What the exercise asks =>
Leave out the pictures and transcribe the rest of the records exactly.
== Data extract ==
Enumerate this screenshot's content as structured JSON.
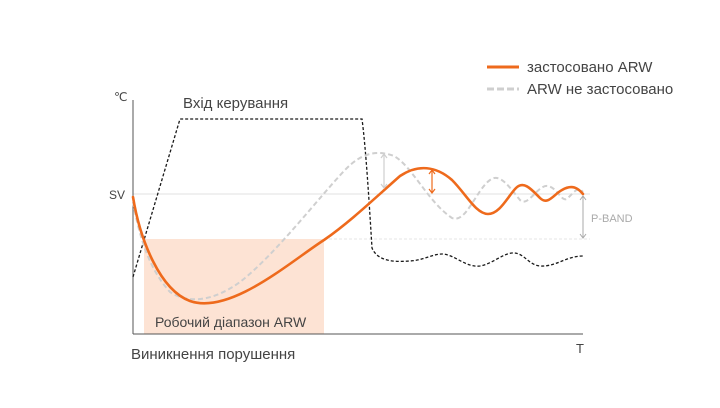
{
  "legend": {
    "applied": "застосовано ARW",
    "not_applied": "ARW не застосовано"
  },
  "axes": {
    "y_unit": "℃",
    "x_unit": "T",
    "sv_label": "SV"
  },
  "labels": {
    "control_input": "Вхід керування",
    "arw_range": "Робочий діапазон ARW",
    "disturbance": "Виникнення порушення",
    "p_band": "P-BAND"
  },
  "colors": {
    "applied": "#ee6a1c",
    "not_applied": "#cfcfcf",
    "control": "#1a1a1a",
    "range_fill": "#fde3d4",
    "axis": "#555555",
    "text": "#444444",
    "pband": "#aaaaaa"
  }
}
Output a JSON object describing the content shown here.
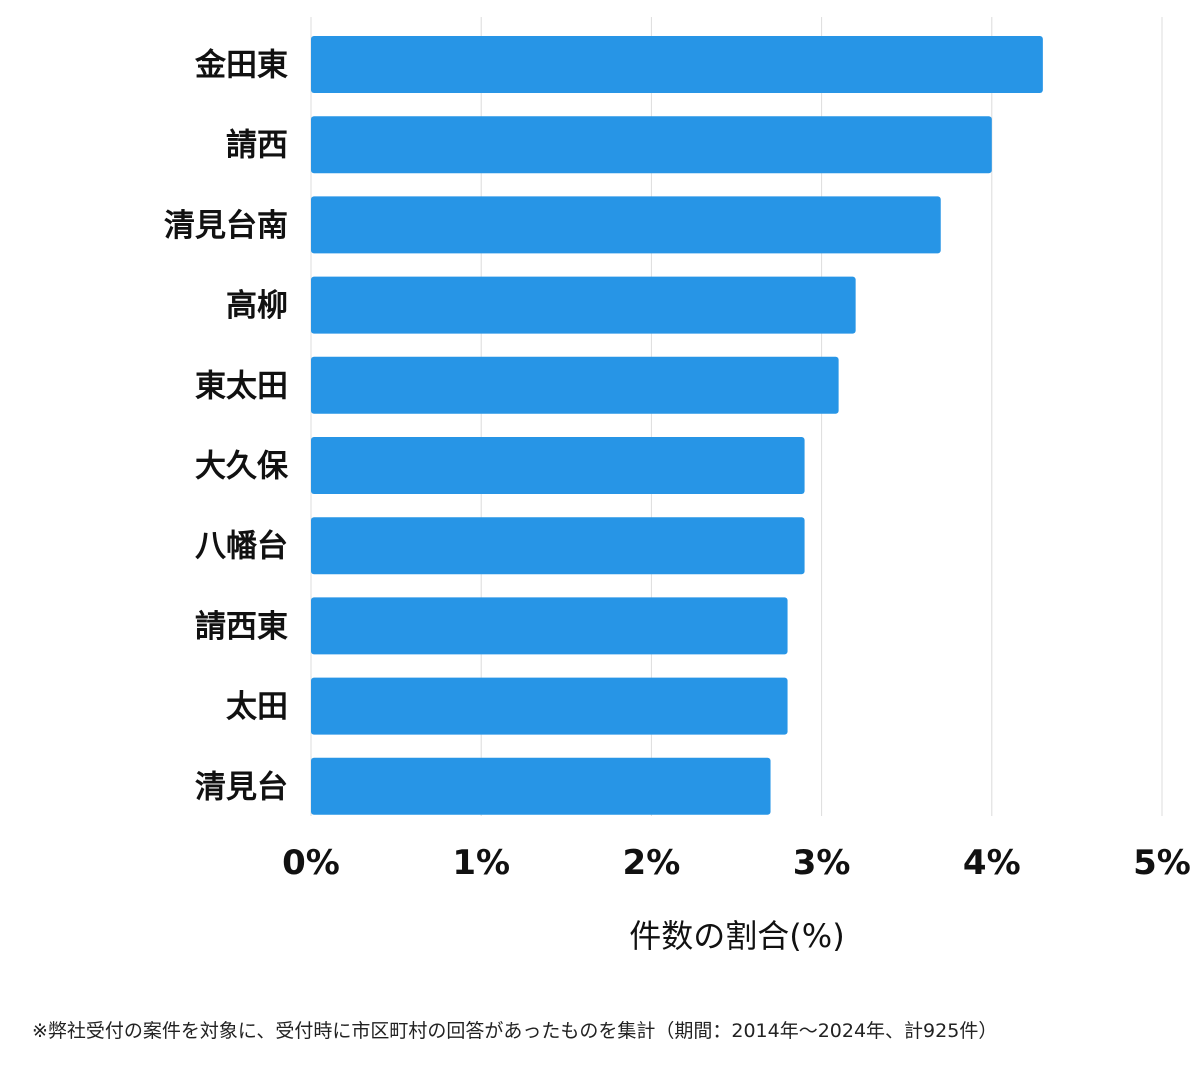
{
  "chart_data": {
    "type": "bar",
    "orientation": "horizontal",
    "categories": [
      "金田東",
      "請西",
      "清見台南",
      "高柳",
      "東太田",
      "大久保",
      "八幡台",
      "請西東",
      "太田",
      "清見台"
    ],
    "values": [
      4.3,
      4.0,
      3.7,
      3.2,
      3.1,
      2.9,
      2.9,
      2.8,
      2.8,
      2.7
    ],
    "xlim": [
      0,
      5
    ],
    "x_ticks": [
      "0%",
      "1%",
      "2%",
      "3%",
      "4%",
      "5%"
    ],
    "xlabel": "件数の割合(%)",
    "ylabel": "",
    "title": "",
    "grid": "vertical",
    "legend": "none",
    "bar_color": "#2795e6",
    "grid_color": "#dcdcdc"
  },
  "footnote": "※弊社受付の案件を対象に、受付時に市区町村の回答があったものを集計（期間：2014年〜2024年、計925件）"
}
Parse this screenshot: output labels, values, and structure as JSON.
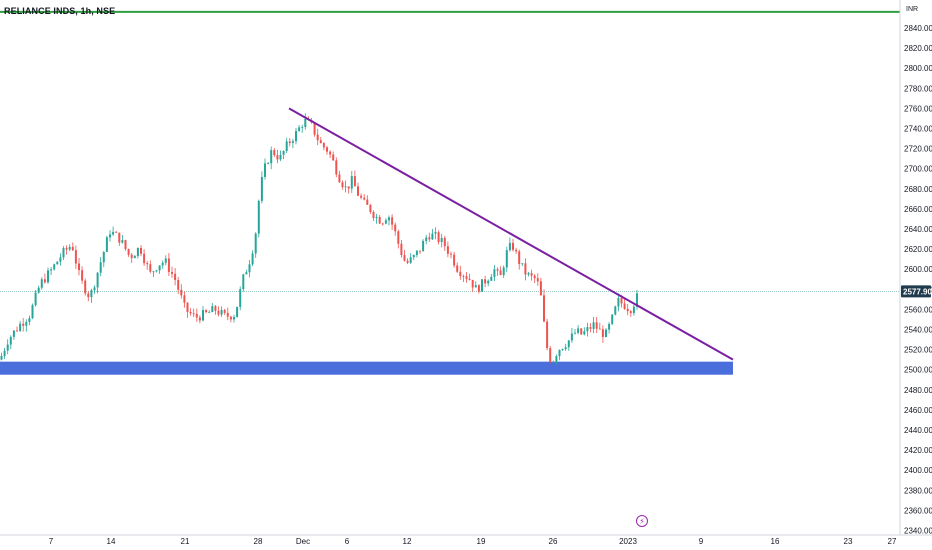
{
  "symbol_header": "RELIANCE INDS, 1h, NSE",
  "currency": "INR",
  "last_price_label": "2577.90",
  "event_icon": "lightning-icon",
  "colors": {
    "up": "#26a69a",
    "down": "#ef5350",
    "trendline": "#7b1fa2",
    "support_zone": "#4a6fdc",
    "top_line": "#2e9e3f",
    "price_line": "#7fb9b0",
    "price_tag": "#1f3b4d"
  },
  "chart_data": {
    "type": "candlestick",
    "title": "",
    "ylim": [
      2340,
      2860
    ],
    "y_ticks": [
      "2340.00",
      "2360.00",
      "2380.00",
      "2400.00",
      "2420.00",
      "2440.00",
      "2460.00",
      "2480.00",
      "2500.00",
      "2520.00",
      "2540.00",
      "2560.00",
      "2580.00",
      "2600.00",
      "2620.00",
      "2640.00",
      "2660.00",
      "2680.00",
      "2700.00",
      "2720.00",
      "2740.00",
      "2760.00",
      "2780.00",
      "2800.00",
      "2820.00",
      "2840.00"
    ],
    "x_ticks": [
      "7",
      "14",
      "21",
      "28",
      "Dec",
      "6",
      "12",
      "19",
      "26",
      "2023",
      "9",
      "16",
      "23",
      "27"
    ],
    "last_price": 2577.9,
    "path": [
      [
        0,
        2510
      ],
      [
        8,
        2530
      ],
      [
        20,
        2545
      ],
      [
        30,
        2555
      ],
      [
        40,
        2585
      ],
      [
        52,
        2600
      ],
      [
        62,
        2615
      ],
      [
        72,
        2625
      ],
      [
        80,
        2590
      ],
      [
        90,
        2572
      ],
      [
        100,
        2605
      ],
      [
        110,
        2638
      ],
      [
        120,
        2630
      ],
      [
        130,
        2612
      ],
      [
        140,
        2622
      ],
      [
        150,
        2595
      ],
      [
        158,
        2605
      ],
      [
        165,
        2608
      ],
      [
        175,
        2590
      ],
      [
        185,
        2560
      ],
      [
        195,
        2552
      ],
      [
        205,
        2555
      ],
      [
        215,
        2560
      ],
      [
        225,
        2553
      ],
      [
        235,
        2555
      ],
      [
        243,
        2590
      ],
      [
        250,
        2610
      ],
      [
        255,
        2630
      ],
      [
        260,
        2680
      ],
      [
        266,
        2705
      ],
      [
        272,
        2718
      ],
      [
        280,
        2710
      ],
      [
        288,
        2725
      ],
      [
        296,
        2735
      ],
      [
        304,
        2748
      ],
      [
        312,
        2742
      ],
      [
        320,
        2725
      ],
      [
        328,
        2718
      ],
      [
        334,
        2705
      ],
      [
        340,
        2690
      ],
      [
        346,
        2680
      ],
      [
        352,
        2688
      ],
      [
        358,
        2675
      ],
      [
        364,
        2665
      ],
      [
        370,
        2660
      ],
      [
        376,
        2652
      ],
      [
        382,
        2648
      ],
      [
        388,
        2655
      ],
      [
        394,
        2640
      ],
      [
        400,
        2620
      ],
      [
        406,
        2605
      ],
      [
        414,
        2612
      ],
      [
        420,
        2620
      ],
      [
        428,
        2635
      ],
      [
        436,
        2632
      ],
      [
        444,
        2625
      ],
      [
        452,
        2612
      ],
      [
        458,
        2600
      ],
      [
        464,
        2595
      ],
      [
        470,
        2590
      ],
      [
        476,
        2580
      ],
      [
        482,
        2585
      ],
      [
        488,
        2592
      ],
      [
        494,
        2600
      ],
      [
        500,
        2590
      ],
      [
        506,
        2615
      ],
      [
        512,
        2625
      ],
      [
        518,
        2610
      ],
      [
        524,
        2598
      ],
      [
        530,
        2592
      ],
      [
        536,
        2590
      ],
      [
        540,
        2580
      ],
      [
        544,
        2545
      ],
      [
        548,
        2515
      ],
      [
        552,
        2508
      ],
      [
        558,
        2520
      ],
      [
        564,
        2525
      ],
      [
        570,
        2530
      ],
      [
        576,
        2538
      ],
      [
        582,
        2535
      ],
      [
        588,
        2540
      ],
      [
        594,
        2545
      ],
      [
        600,
        2538
      ],
      [
        606,
        2535
      ],
      [
        612,
        2550
      ],
      [
        618,
        2568
      ],
      [
        624,
        2565
      ],
      [
        630,
        2560
      ],
      [
        636,
        2570
      ],
      [
        640,
        2577.9
      ]
    ],
    "trendline": {
      "start": [
        289,
        2760
      ],
      "end": [
        733,
        2510
      ]
    },
    "support_zone": [
      2495,
      2508
    ],
    "top_level": 2856
  }
}
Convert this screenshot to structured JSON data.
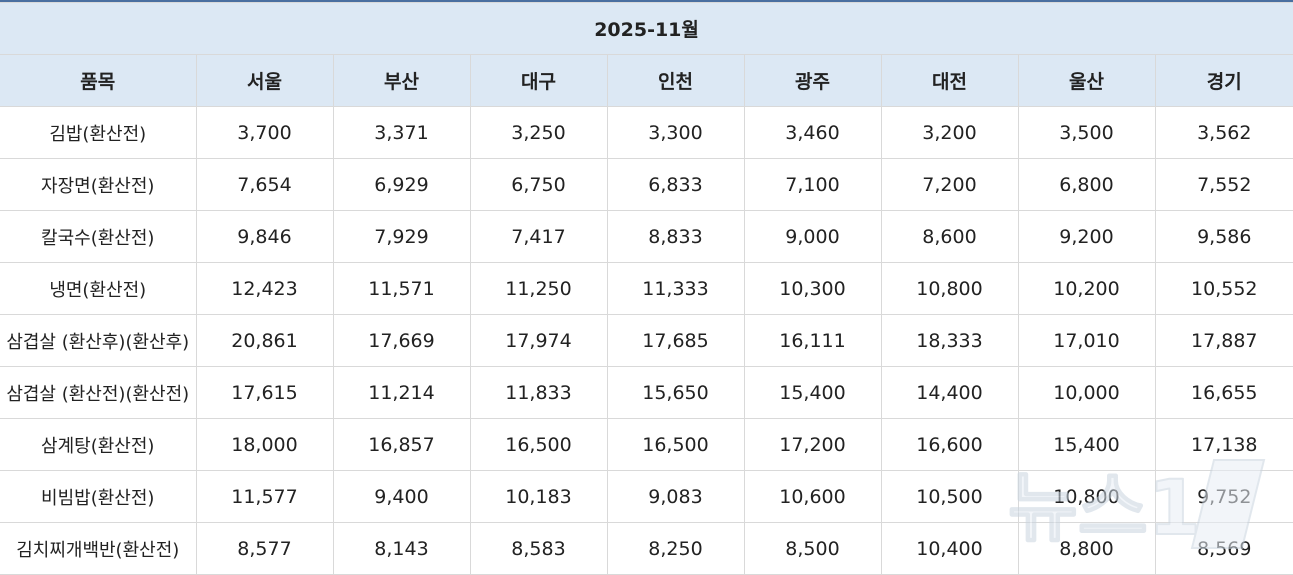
===
Expected output =>
Enumerate this screenshot's content as structured JSON.
{
  "legend": {
    "applied": "застосовано ARW",
    "not_applied": "ARW не застосовано"
  },
  "axes": {
    "y_unit": "℃",
    "x_unit": "T",
    "sv_label": "SV"
  },
  "labels": {
    "control_input": "Вхід керування",
    "arw_range": "Робочий діапазон ARW",
    "disturbance": "Виникнення порушення",
    "p_band": "P-BAND"
  },
  "colors": {
    "applied": "#ee6a1c",
    "not_applied": "#cfcfcf",
    "control": "#1a1a1a",
    "range_fill": "#fde3d4",
    "axis": "#555555",
    "text": "#444444",
    "pband": "#aaaaaa"
  }
}
Output a JSON object describing the content shown here.
{
  "chart_data": {
    "type": "bar",
    "orientation": "horizontal",
    "categories": [
      "金田東",
      "請西",
      "清見台南",
      "高柳",
      "東太田",
      "大久保",
      "八幡台",
      "請西東",
      "太田",
      "清見台"
    ],
    "values": [
      4.3,
      4.0,
      3.7,
      3.2,
      3.1,
      2.9,
      2.9,
      2.8,
      2.8,
      2.7
    ],
    "xlim": [
      0,
      5
    ],
    "x_ticks": [
      "0%",
      "1%",
      "2%",
      "3%",
      "4%",
      "5%"
    ],
    "xlabel": "件数の割合(%)",
    "ylabel": "",
    "title": "",
    "grid": "vertical",
    "legend": "none",
    "bar_color": "#2795e6",
    "grid_color": "#dcdcdc"
  },
  "footnote": "※弊社受付の案件を対象に、受付時に市区町村の回答があったものを集計（期間：2014年〜2024年、計925件）"
}
Parse this screenshot: output labels, values, and structure as JSON.
{
  "symbol_header": "RELIANCE INDS, 1h, NSE",
  "currency": "INR",
  "last_price_label": "2577.90",
  "event_icon": "lightning-icon",
  "colors": {
    "up": "#26a69a",
    "down": "#ef5350",
    "trendline": "#7b1fa2",
    "support_zone": "#4a6fdc",
    "top_line": "#2e9e3f",
    "price_line": "#7fb9b0",
    "price_tag": "#1f3b4d"
  },
  "chart_data": {
    "type": "candlestick",
    "title": "",
    "ylim": [
      2340,
      2860
    ],
    "y_ticks": [
      "2340.00",
      "2360.00",
      "2380.00",
      "2400.00",
      "2420.00",
      "2440.00",
      "2460.00",
      "2480.00",
      "2500.00",
      "2520.00",
      "2540.00",
      "2560.00",
      "2580.00",
      "2600.00",
      "2620.00",
      "2640.00",
      "2660.00",
      "2680.00",
      "2700.00",
      "2720.00",
      "2740.00",
      "2760.00",
      "2780.00",
      "2800.00",
      "2820.00",
      "2840.00"
    ],
    "x_ticks": [
      "7",
      "14",
      "21",
      "28",
      "Dec",
      "6",
      "12",
      "19",
      "26",
      "2023",
      "9",
      "16",
      "23",
      "27"
    ],
    "last_price": 2577.9,
    "path": [
      [
        0,
        2510
      ],
      [
        8,
        2530
      ],
      [
        20,
        2545
      ],
      [
        30,
        2555
      ],
      [
        40,
        2585
      ],
      [
        52,
        2600
      ],
      [
        62,
        2615
      ],
      [
        72,
        2625
      ],
      [
        80,
        2590
      ],
      [
        90,
        2572
      ],
      [
        100,
        2605
      ],
      [
        110,
        2638
      ],
      [
        120,
        2630
      ],
      [
        130,
        2612
      ],
      [
        140,
        2622
      ],
      [
        150,
        2595
      ],
      [
        158,
        2605
      ],
      [
        165,
        2608
      ],
      [
        175,
        2590
      ],
      [
        185,
        2560
      ],
      [
        195,
        2552
      ],
      [
        205,
        2555
      ],
      [
        215,
        2560
      ],
      [
        225,
        2553
      ],
      [
        235,
        2555
      ],
      [
        243,
        2590
      ],
      [
        250,
        2610
      ],
      [
        255,
        2630
      ],
      [
        260,
        2680
      ],
      [
        266,
        2705
      ],
      [
        272,
        2718
      ],
      [
        280,
        2710
      ],
      [
        288,
        2725
      ],
      [
        296,
        2735
      ],
      [
        304,
        2748
      ],
      [
        312,
        2742
      ],
      [
        320,
        2725
      ],
      [
        328,
        2718
      ],
      [
        334,
        2705
      ],
      [
        340,
        2690
      ],
      [
        346,
        2680
      ],
      [
        352,
        2688
      ],
      [
        358,
        2675
      ],
      [
        364,
        2665
      ],
      [
        370,
        2660
      ],
      [
        376,
        2652
      ],
      [
        382,
        2648
      ],
      [
        388,
        2655
      ],
      [
        394,
        2640
      ],
      [
        400,
        2620
      ],
      [
        406,
        2605
      ],
      [
        414,
        2612
      ],
      [
        420,
        2620
      ],
      [
        428,
        2635
      ],
      [
        436,
        2632
      ],
      [
        444,
        2625
      ],
      [
        452,
        2612
      ],
      [
        458,
        2600
      ],
      [
        464,
        2595
      ],
      [
        470,
        2590
      ],
      [
        476,
        2580
      ],
      [
        482,
        2585
      ],
      [
        488,
        2592
      ],
      [
        494,
        2600
      ],
      [
        500,
        2590
      ],
      [
        506,
        2615
      ],
      [
        512,
        2625
      ],
      [
        518,
        2610
      ],
      [
        524,
        2598
      ],
      [
        530,
        2592
      ],
      [
        536,
        2590
      ],
      [
        540,
        2580
      ],
      [
        544,
        2545
      ],
      [
        548,
        2515
      ],
      [
        552,
        2508
      ],
      [
        558,
        2520
      ],
      [
        564,
        2525
      ],
      [
        570,
        2530
      ],
      [
        576,
        2538
      ],
      [
        582,
        2535
      ],
      [
        588,
        2540
      ],
      [
        594,
        2545
      ],
      [
        600,
        2538
      ],
      [
        606,
        2535
      ],
      [
        612,
        2550
      ],
      [
        618,
        2568
      ],
      [
        624,
        2565
      ],
      [
        630,
        2560
      ],
      [
        636,
        2570
      ],
      [
        640,
        2577.9
      ]
    ],
    "trendline": {
      "start": [
        289,
        2760
      ],
      "end": [
        733,
        2510
      ]
    },
    "support_zone": [
      2495,
      2508
    ],
    "top_level": 2856
  }
}
Convert this screenshot to structured JSON data.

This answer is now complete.